#### SHORT EXERCISE
Pictures are not part of the copy; repeat everything else in the records exactly.

*** RECORDS SHOWN

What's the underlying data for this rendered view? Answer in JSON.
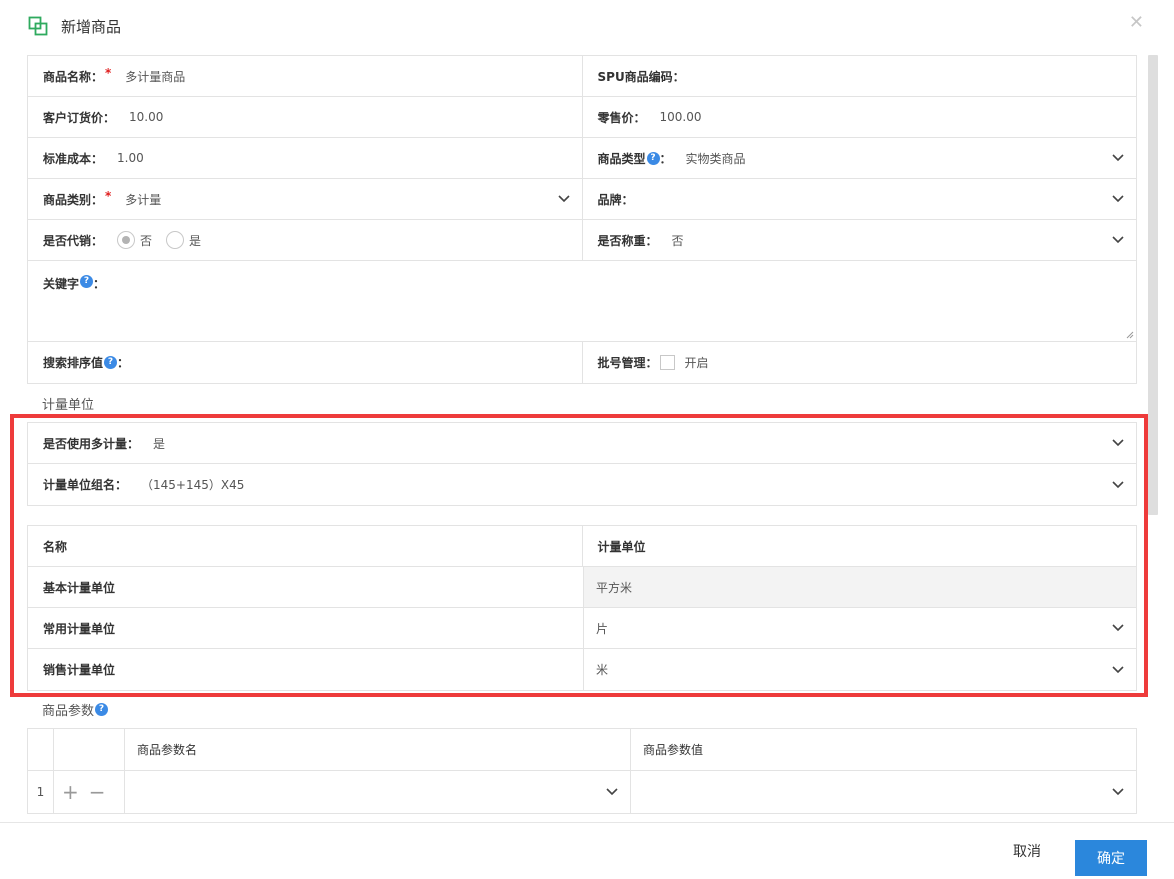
{
  "dialog": {
    "title": "新增商品",
    "close_icon": "close-icon"
  },
  "form": {
    "product_name": {
      "label": "商品名称：",
      "required_mark": "*",
      "value": "多计量商品"
    },
    "spu_code": {
      "label": "SPU商品编码：",
      "value": ""
    },
    "order_price": {
      "label": "客户订货价：",
      "value": "10.00"
    },
    "retail_price": {
      "label": "零售价：",
      "value": "100.00"
    },
    "standard_cost": {
      "label": "标准成本：",
      "value": "1.00"
    },
    "product_type": {
      "label": "商品类型",
      "help": "?",
      "colon": "：",
      "value": "实物类商品"
    },
    "category": {
      "label": "商品类别：",
      "required_mark": "*",
      "value": "多计量"
    },
    "brand": {
      "label": "品牌：",
      "value": ""
    },
    "consignment": {
      "label": "是否代销：",
      "options": [
        "否",
        "是"
      ],
      "selected": "否"
    },
    "weighing": {
      "label": "是否称重：",
      "value": "否"
    },
    "keywords": {
      "label": "关键字",
      "help": "?",
      "colon": "：",
      "value": ""
    },
    "search_sort": {
      "label": "搜索排序值",
      "help": "?",
      "colon": "：",
      "value": ""
    },
    "batch_mgmt": {
      "label": "批号管理：",
      "checkbox_label": "开启",
      "checked": false
    }
  },
  "units_section": {
    "title": "计量单位",
    "multi_unit": {
      "label": "是否使用多计量：",
      "value": "是"
    },
    "unit_group": {
      "label": "计量单位组名：",
      "value": "（145+145）X45"
    },
    "table": {
      "headers": [
        "名称",
        "计量单位"
      ],
      "rows": [
        {
          "name": "基本计量单位",
          "unit": "平方米"
        },
        {
          "name": "常用计量单位",
          "unit": "片"
        },
        {
          "name": "销售计量单位",
          "unit": "米"
        }
      ]
    }
  },
  "params_section": {
    "title": "商品参数",
    "help": "?",
    "headers": [
      "商品参数名",
      "商品参数值"
    ],
    "rows": [
      {
        "index": "1",
        "add": "+",
        "remove": "−"
      }
    ]
  },
  "footer": {
    "cancel_label": "取消",
    "ok_label": "确定"
  },
  "colors": {
    "accent": "#2b87dc",
    "highlight": "#ee3b3b",
    "required": "#e02020",
    "help": "#3b8ae5",
    "logo": "#2eaa5e"
  }
}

******

#### RESULT FOR THIS TASK
What's the underlying data for this rendered view? Answer in JSON.
{
  "dialog": {
    "title": "新增商品",
    "close_icon": "close-icon"
  },
  "form": {
    "product_name": {
      "label": "商品名称：",
      "required_mark": "*",
      "value": "多计量商品"
    },
    "spu_code": {
      "label": "SPU商品编码：",
      "value": ""
    },
    "order_price": {
      "label": "客户订货价：",
      "value": "10.00"
    },
    "retail_price": {
      "label": "零售价：",
      "value": "100.00"
    },
    "standard_cost": {
      "label": "标准成本：",
      "value": "1.00"
    },
    "product_type": {
      "label": "商品类型",
      "help": "?",
      "colon": "：",
      "value": "实物类商品"
    },
    "category": {
      "label": "商品类别：",
      "required_mark": "*",
      "value": "多计量"
    },
    "brand": {
      "label": "品牌：",
      "value": ""
    },
    "consignment": {
      "label": "是否代销：",
      "options": [
        "否",
        "是"
      ],
      "selected": "否"
    },
    "weighing": {
      "label": "是否称重：",
      "value": "否"
    },
    "keywords": {
      "label": "关键字",
      "help": "?",
      "colon": "：",
      "value": ""
    },
    "search_sort": {
      "label": "搜索排序值",
      "help": "?",
      "colon": "：",
      "value": ""
    },
    "batch_mgmt": {
      "label": "批号管理：",
      "checkbox_label": "开启",
      "checked": false
    }
  },
  "units_section": {
    "title": "计量单位",
    "multi_unit": {
      "label": "是否使用多计量：",
      "value": "是"
    },
    "unit_group": {
      "label": "计量单位组名：",
      "value": "（145+145）X45"
    },
    "table": {
      "headers": [
        "名称",
        "计量单位"
      ],
      "rows": [
        {
          "name": "基本计量单位",
          "unit": "平方米"
        },
        {
          "name": "常用计量单位",
          "unit": "片"
        },
        {
          "name": "销售计量单位",
          "unit": "米"
        }
      ]
    }
  },
  "params_section": {
    "title": "商品参数",
    "help": "?",
    "headers": [
      "商品参数名",
      "商品参数值"
    ],
    "rows": [
      {
        "index": "1",
        "add": "+",
        "remove": "−"
      }
    ]
  },
  "footer": {
    "cancel_label": "取消",
    "ok_label": "确定"
  },
  "colors": {
    "accent": "#2b87dc",
    "highlight": "#ee3b3b",
    "required": "#e02020",
    "help": "#3b8ae5",
    "logo": "#2eaa5e"
  }
}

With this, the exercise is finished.